Reproduce the listing below without changes, except that pictures are left out.

== Extracted material ==

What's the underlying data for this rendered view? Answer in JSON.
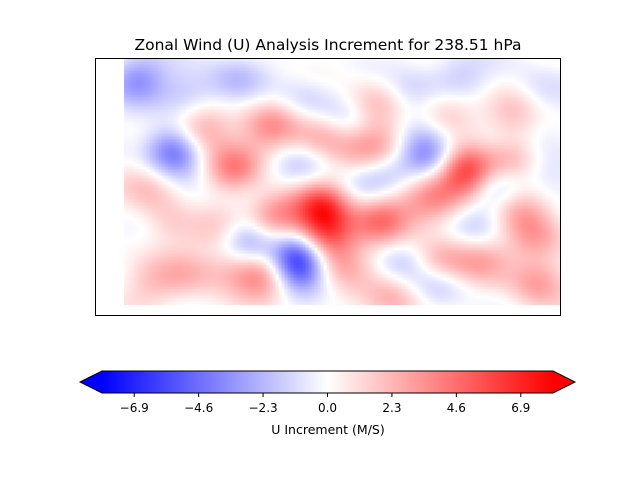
{
  "chart_data": {
    "type": "heatmap",
    "title": "Zonal Wind (U) Analysis Increment for 238.51 hPa",
    "colorbar": {
      "label": "U Increment (M/S)",
      "ticks": [
        "-6.9",
        "-4.6",
        "-2.3",
        "0.0",
        "2.3",
        "4.6",
        "6.9"
      ],
      "tick_values": [
        -6.9,
        -4.6,
        -2.3,
        0.0,
        2.3,
        4.6,
        6.9
      ],
      "range": [
        -8.05,
        8.05
      ],
      "colormap": "bwr",
      "extend": "both",
      "orientation": "horizontal"
    },
    "field_range": [
      0.06,
      1.0,
      0.0,
      1.0
    ],
    "features": [
      {
        "x": 0.09,
        "y": 0.92,
        "value": -3.2
      },
      {
        "x": 0.2,
        "y": 0.86,
        "value": -2.0
      },
      {
        "x": 0.23,
        "y": 0.72,
        "value": 3.5
      },
      {
        "x": 0.17,
        "y": 0.64,
        "value": -5.0
      },
      {
        "x": 0.3,
        "y": 0.58,
        "value": 3.8
      },
      {
        "x": 0.12,
        "y": 0.5,
        "value": 2.0
      },
      {
        "x": 0.35,
        "y": 0.47,
        "value": -1.6
      },
      {
        "x": 0.27,
        "y": 0.34,
        "value": 1.8
      },
      {
        "x": 0.2,
        "y": 0.4,
        "value": -1.2
      },
      {
        "x": 0.17,
        "y": 0.37,
        "value": 2.0
      },
      {
        "x": 0.33,
        "y": 0.3,
        "value": -1.5
      },
      {
        "x": 0.39,
        "y": 0.36,
        "value": 3.0
      },
      {
        "x": 0.37,
        "y": 0.42,
        "value": 2.5
      },
      {
        "x": 0.33,
        "y": 0.27,
        "value": -3.0
      },
      {
        "x": 0.44,
        "y": 0.27,
        "value": -4.0
      },
      {
        "x": 0.49,
        "y": 0.31,
        "value": 6.0
      },
      {
        "x": 0.49,
        "y": 0.43,
        "value": 5.5
      },
      {
        "x": 0.43,
        "y": 0.19,
        "value": -6.0
      },
      {
        "x": 0.37,
        "y": 0.16,
        "value": 4.5
      },
      {
        "x": 0.3,
        "y": 0.2,
        "value": 2.5
      },
      {
        "x": 0.2,
        "y": 0.16,
        "value": 2.0
      },
      {
        "x": 0.12,
        "y": 0.12,
        "value": 1.6
      },
      {
        "x": 0.53,
        "y": 0.2,
        "value": 2.5
      },
      {
        "x": 0.61,
        "y": 0.36,
        "value": 3.0
      },
      {
        "x": 0.56,
        "y": 0.48,
        "value": -1.5
      },
      {
        "x": 0.66,
        "y": 0.22,
        "value": -2.0
      },
      {
        "x": 0.74,
        "y": 0.2,
        "value": 3.5
      },
      {
        "x": 0.74,
        "y": 0.13,
        "value": -2.5
      },
      {
        "x": 0.83,
        "y": 0.22,
        "value": 2.5
      },
      {
        "x": 0.95,
        "y": 0.13,
        "value": 3.0
      },
      {
        "x": 0.64,
        "y": 0.06,
        "value": 2.5
      },
      {
        "x": 0.83,
        "y": 0.34,
        "value": -1.6
      },
      {
        "x": 0.91,
        "y": 0.42,
        "value": 2.5
      },
      {
        "x": 0.72,
        "y": 0.45,
        "value": 3.0
      },
      {
        "x": 0.8,
        "y": 0.53,
        "value": 2.5
      },
      {
        "x": 0.86,
        "y": 0.51,
        "value": -3.0
      },
      {
        "x": 0.8,
        "y": 0.58,
        "value": 5.0
      },
      {
        "x": 0.88,
        "y": 0.6,
        "value": 4.0
      },
      {
        "x": 0.62,
        "y": 0.56,
        "value": -2.0
      },
      {
        "x": 0.72,
        "y": 0.62,
        "value": -3.5
      },
      {
        "x": 0.85,
        "y": 0.64,
        "value": -2.8
      },
      {
        "x": 0.58,
        "y": 0.65,
        "value": 2.0
      },
      {
        "x": 0.63,
        "y": 0.67,
        "value": 2.5
      },
      {
        "x": 0.67,
        "y": 0.72,
        "value": -1.5
      },
      {
        "x": 0.45,
        "y": 0.59,
        "value": -1.5
      },
      {
        "x": 0.49,
        "y": 0.7,
        "value": 3.0
      },
      {
        "x": 0.3,
        "y": 0.92,
        "value": -1.8
      },
      {
        "x": 0.45,
        "y": 0.84,
        "value": -1.5
      },
      {
        "x": 0.6,
        "y": 0.83,
        "value": 2.0
      },
      {
        "x": 0.78,
        "y": 0.92,
        "value": -1.8
      },
      {
        "x": 0.95,
        "y": 0.87,
        "value": -1.2
      },
      {
        "x": 0.9,
        "y": 0.78,
        "value": 2.0
      },
      {
        "x": 0.76,
        "y": 0.8,
        "value": 2.2
      },
      {
        "x": 0.68,
        "y": 0.88,
        "value": -1.4
      },
      {
        "x": 0.38,
        "y": 0.74,
        "value": 3.0
      },
      {
        "x": 0.54,
        "y": 0.76,
        "value": -1.6
      },
      {
        "x": 0.95,
        "y": 0.3,
        "value": 2.5
      },
      {
        "x": 0.98,
        "y": 0.55,
        "value": -1.5
      },
      {
        "x": 0.62,
        "y": 0.4,
        "value": 2.0
      }
    ]
  }
}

===

● Exercise solution
What's the underlying data for this rendered view? Answer in JSON.
{
  "chart_data": {
    "type": "heatmap",
    "title": "Zonal Wind (U) Analysis Increment for 238.51 hPa",
    "colorbar": {
      "label": "U Increment (M/S)",
      "ticks": [
        "-6.9",
        "-4.6",
        "-2.3",
        "0.0",
        "2.3",
        "4.6",
        "6.9"
      ],
      "tick_values": [
        -6.9,
        -4.6,
        -2.3,
        0.0,
        2.3,
        4.6,
        6.9
      ],
      "range": [
        -8.05,
        8.05
      ],
      "colormap": "bwr",
      "extend": "both",
      "orientation": "horizontal"
    },
    "field_range": [
      0.06,
      1.0,
      0.0,
      1.0
    ],
    "features": [
      {
        "x": 0.09,
        "y": 0.92,
        "value": -3.2
      },
      {
        "x": 0.2,
        "y": 0.86,
        "value": -2.0
      },
      {
        "x": 0.23,
        "y": 0.72,
        "value": 3.5
      },
      {
        "x": 0.17,
        "y": 0.64,
        "value": -5.0
      },
      {
        "x": 0.3,
        "y": 0.58,
        "value": 3.8
      },
      {
        "x": 0.12,
        "y": 0.5,
        "value": 2.0
      },
      {
        "x": 0.35,
        "y": 0.47,
        "value": -1.6
      },
      {
        "x": 0.27,
        "y": 0.34,
        "value": 1.8
      },
      {
        "x": 0.2,
        "y": 0.4,
        "value": -1.2
      },
      {
        "x": 0.17,
        "y": 0.37,
        "value": 2.0
      },
      {
        "x": 0.33,
        "y": 0.3,
        "value": -1.5
      },
      {
        "x": 0.39,
        "y": 0.36,
        "value": 3.0
      },
      {
        "x": 0.37,
        "y": 0.42,
        "value": 2.5
      },
      {
        "x": 0.33,
        "y": 0.27,
        "value": -3.0
      },
      {
        "x": 0.44,
        "y": 0.27,
        "value": -4.0
      },
      {
        "x": 0.49,
        "y": 0.31,
        "value": 6.0
      },
      {
        "x": 0.49,
        "y": 0.43,
        "value": 5.5
      },
      {
        "x": 0.43,
        "y": 0.19,
        "value": -6.0
      },
      {
        "x": 0.37,
        "y": 0.16,
        "value": 4.5
      },
      {
        "x": 0.3,
        "y": 0.2,
        "value": 2.5
      },
      {
        "x": 0.2,
        "y": 0.16,
        "value": 2.0
      },
      {
        "x": 0.12,
        "y": 0.12,
        "value": 1.6
      },
      {
        "x": 0.53,
        "y": 0.2,
        "value": 2.5
      },
      {
        "x": 0.61,
        "y": 0.36,
        "value": 3.0
      },
      {
        "x": 0.56,
        "y": 0.48,
        "value": -1.5
      },
      {
        "x": 0.66,
        "y": 0.22,
        "value": -2.0
      },
      {
        "x": 0.74,
        "y": 0.2,
        "value": 3.5
      },
      {
        "x": 0.74,
        "y": 0.13,
        "value": -2.5
      },
      {
        "x": 0.83,
        "y": 0.22,
        "value": 2.5
      },
      {
        "x": 0.95,
        "y": 0.13,
        "value": 3.0
      },
      {
        "x": 0.64,
        "y": 0.06,
        "value": 2.5
      },
      {
        "x": 0.83,
        "y": 0.34,
        "value": -1.6
      },
      {
        "x": 0.91,
        "y": 0.42,
        "value": 2.5
      },
      {
        "x": 0.72,
        "y": 0.45,
        "value": 3.0
      },
      {
        "x": 0.8,
        "y": 0.53,
        "value": 2.5
      },
      {
        "x": 0.86,
        "y": 0.51,
        "value": -3.0
      },
      {
        "x": 0.8,
        "y": 0.58,
        "value": 5.0
      },
      {
        "x": 0.88,
        "y": 0.6,
        "value": 4.0
      },
      {
        "x": 0.62,
        "y": 0.56,
        "value": -2.0
      },
      {
        "x": 0.72,
        "y": 0.62,
        "value": -3.5
      },
      {
        "x": 0.85,
        "y": 0.64,
        "value": -2.8
      },
      {
        "x": 0.58,
        "y": 0.65,
        "value": 2.0
      },
      {
        "x": 0.63,
        "y": 0.67,
        "value": 2.5
      },
      {
        "x": 0.67,
        "y": 0.72,
        "value": -1.5
      },
      {
        "x": 0.45,
        "y": 0.59,
        "value": -1.5
      },
      {
        "x": 0.49,
        "y": 0.7,
        "value": 3.0
      },
      {
        "x": 0.3,
        "y": 0.92,
        "value": -1.8
      },
      {
        "x": 0.45,
        "y": 0.84,
        "value": -1.5
      },
      {
        "x": 0.6,
        "y": 0.83,
        "value": 2.0
      },
      {
        "x": 0.78,
        "y": 0.92,
        "value": -1.8
      },
      {
        "x": 0.95,
        "y": 0.87,
        "value": -1.2
      },
      {
        "x": 0.9,
        "y": 0.78,
        "value": 2.0
      },
      {
        "x": 0.76,
        "y": 0.8,
        "value": 2.2
      },
      {
        "x": 0.68,
        "y": 0.88,
        "value": -1.4
      },
      {
        "x": 0.38,
        "y": 0.74,
        "value": 3.0
      },
      {
        "x": 0.54,
        "y": 0.76,
        "value": -1.6
      },
      {
        "x": 0.95,
        "y": 0.3,
        "value": 2.5
      },
      {
        "x": 0.98,
        "y": 0.55,
        "value": -1.5
      },
      {
        "x": 0.62,
        "y": 0.4,
        "value": 2.0
      }
    ]
  }
}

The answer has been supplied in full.